EXERCISE DESCRIPTION
Transcribe all of the data exactly. Omit the pictures.

PROVIDED RECORDS

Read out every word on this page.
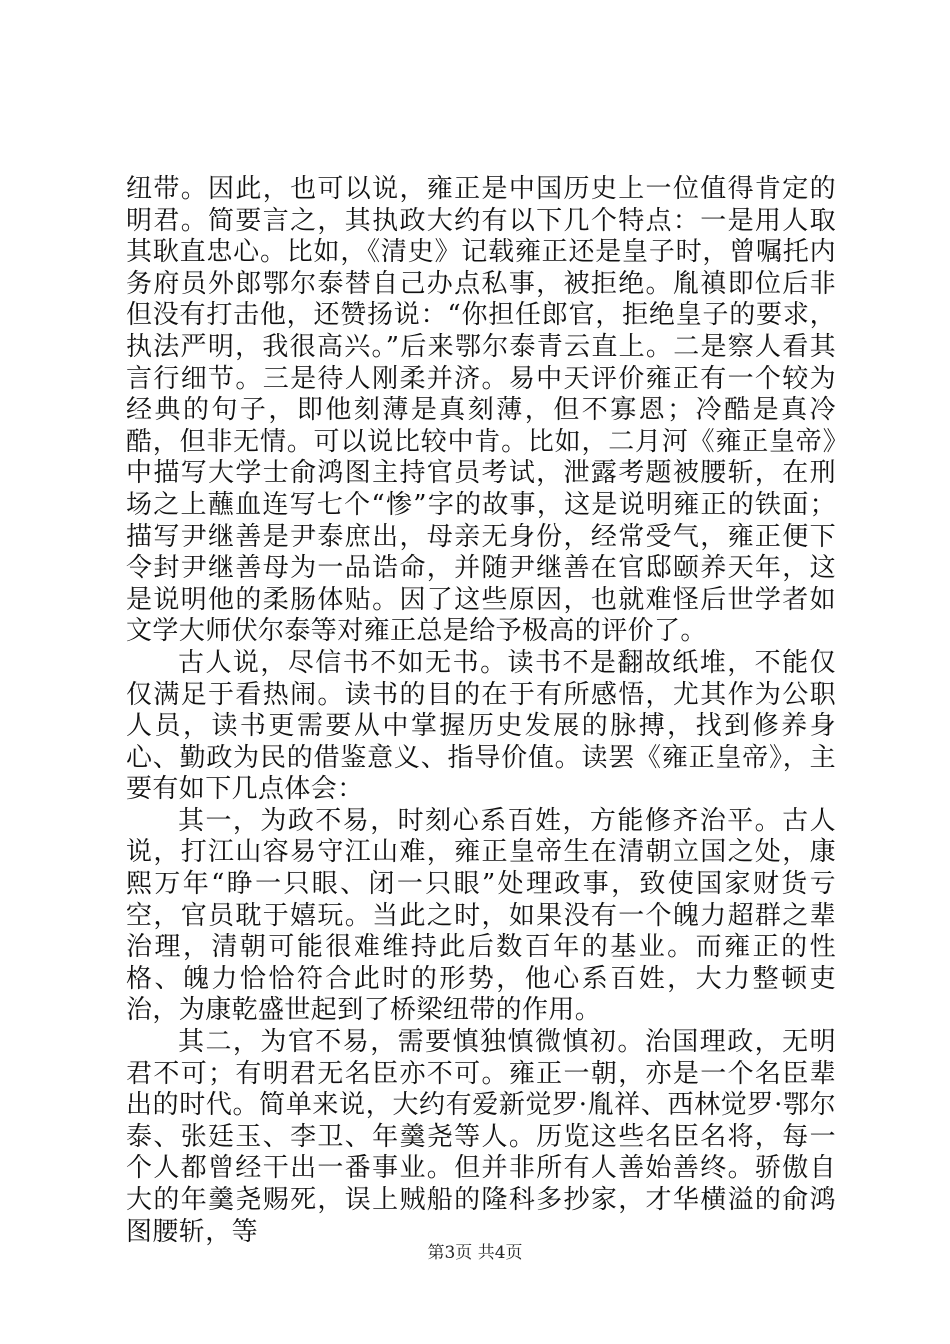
纽带。因此，也可以说，雍正是中国历史上一位值得肯定的明君。简要言之，其执政大约有以下几个特点：一是用人取其耿直忠心。比如，《清史》记载雍正还是皇子时，曾嘱托内务府员外郎鄂尔泰替自己办点私事，被拒绝。胤禛即位后非但没有打击他，还赞扬说：“你担任郎官，拒绝皇子的要求，执法严明，我很高兴。”后来鄂尔泰青云直上。二是察人看其言行细节。三是待人刚柔并济。易中天评价雍正有一个较为经典的句子，即他刻薄是真刻薄，但不寡恩；冷酷是真冷酷，但非无情。可以说比较中肯。比如，二月河《雍正皇帝》中描写大学士俞鸿图主持官员考试，泄露考题被腰斩，在刑场之上蘸血连写七个“惨”字的故事，这是说明雍正的铁面；描写尹继善是尹泰庶出，母亲无身份，经常受气，雍正便下令封尹继善母为一品诰命，并随尹继善在官邸颐养天年，这是说明他的柔肠体贴。因了这些原因，也就难怪后世学者如文学大师伏尔泰等对雍正总是给予极高的评价了。

古人说，尽信书不如无书。读书不是翻故纸堆，不能仅仅满足于看热闹。读书的目的在于有所感悟，尤其作为公职人员，读书更需要从中掌握历史发展的脉搏，找到修养身心、勤政为民的借鉴意义、指导价值。读罢《雍正皇帝》，主要有如下几点体会：

其一，为政不易，时刻心系百姓，方能修齐治平。古人说，打江山容易守江山难，雍正皇帝生在清朝立国之处，康熙万年“睁一只眼、闭一只眼”处理政事，致使国家财货亏空，官员耽于嬉玩。当此之时，如果没有一个魄力超群之辈治理，清朝可能很难维持此后数百年的基业。而雍正的性格、魄力恰恰符合此时的形势，他心系百姓，大力整顿吏治，为康乾盛世起到了桥梁纽带的作用。

其二，为官不易，需要慎独慎微慎初。治国理政，无明君不可；有明君无名臣亦不可。雍正一朝，亦是一个名臣辈出的时代。简单来说，大约有爱新觉罗·胤祥、西林觉罗·鄂尔泰、张廷玉、李卫、年羹尧等人。历览这些名臣名将，每一个人都曾经干出一番事业。但并非所有人善始善终。骄傲自大的年羹尧赐死，误上贼船的隆科多抄家，才华横溢的俞鸿图腰斩，等

第3页 共4页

OUTPUT FOR THIS TASK
Read out every word on this page.
纽带。因此，也可以说，雍正是中国历史上一位值得肯定的明君。简要言之，其执政大约有以下几个特点：一是用人取其耿直忠心。比如，《清史》记载雍正还是皇子时，曾嘱托内务府员外郎鄂尔泰替自己办点私事，被拒绝。胤禛即位后非但没有打击他，还赞扬说：“你担任郎官，拒绝皇子的要求，执法严明，我很高兴。”后来鄂尔泰青云直上。二是察人看其言行细节。三是待人刚柔并济。易中天评价雍正有一个较为经典的句子，即他刻薄是真刻薄，但不寡恩；冷酷是真冷酷，但非无情。可以说比较中肯。比如，二月河《雍正皇帝》中描写大学士俞鸿图主持官员考试，泄露考题被腰斩，在刑场之上蘸血连写七个“惨”字的故事，这是说明雍正的铁面；描写尹继善是尹泰庶出，母亲无身份，经常受气，雍正便下令封尹继善母为一品诰命，并随尹继善在官邸颐养天年，这是说明他的柔肠体贴。因了这些原因，也就难怪后世学者如文学大师伏尔泰等对雍正总是给予极高的评价了。

古人说，尽信书不如无书。读书不是翻故纸堆，不能仅仅满足于看热闹。读书的目的在于有所感悟，尤其作为公职人员，读书更需要从中掌握历史发展的脉搏，找到修养身心、勤政为民的借鉴意义、指导价值。读罢《雍正皇帝》，主要有如下几点体会：

其一，为政不易，时刻心系百姓，方能修齐治平。古人说，打江山容易守江山难，雍正皇帝生在清朝立国之处，康熙万年“睁一只眼、闭一只眼”处理政事，致使国家财货亏空，官员耽于嬉玩。当此之时，如果没有一个魄力超群之辈治理，清朝可能很难维持此后数百年的基业。而雍正的性格、魄力恰恰符合此时的形势，他心系百姓，大力整顿吏治，为康乾盛世起到了桥梁纽带的作用。

其二，为官不易，需要慎独慎微慎初。治国理政，无明君不可；有明君无名臣亦不可。雍正一朝，亦是一个名臣辈出的时代。简单来说，大约有爱新觉罗·胤祥、西林觉罗·鄂尔泰、张廷玉、李卫、年羹尧等人。历览这些名臣名将，每一个人都曾经干出一番事业。但并非所有人善始善终。骄傲自大的年羹尧赐死，误上贼船的隆科多抄家，才华横溢的俞鸿图腰斩，等

第3页 共4页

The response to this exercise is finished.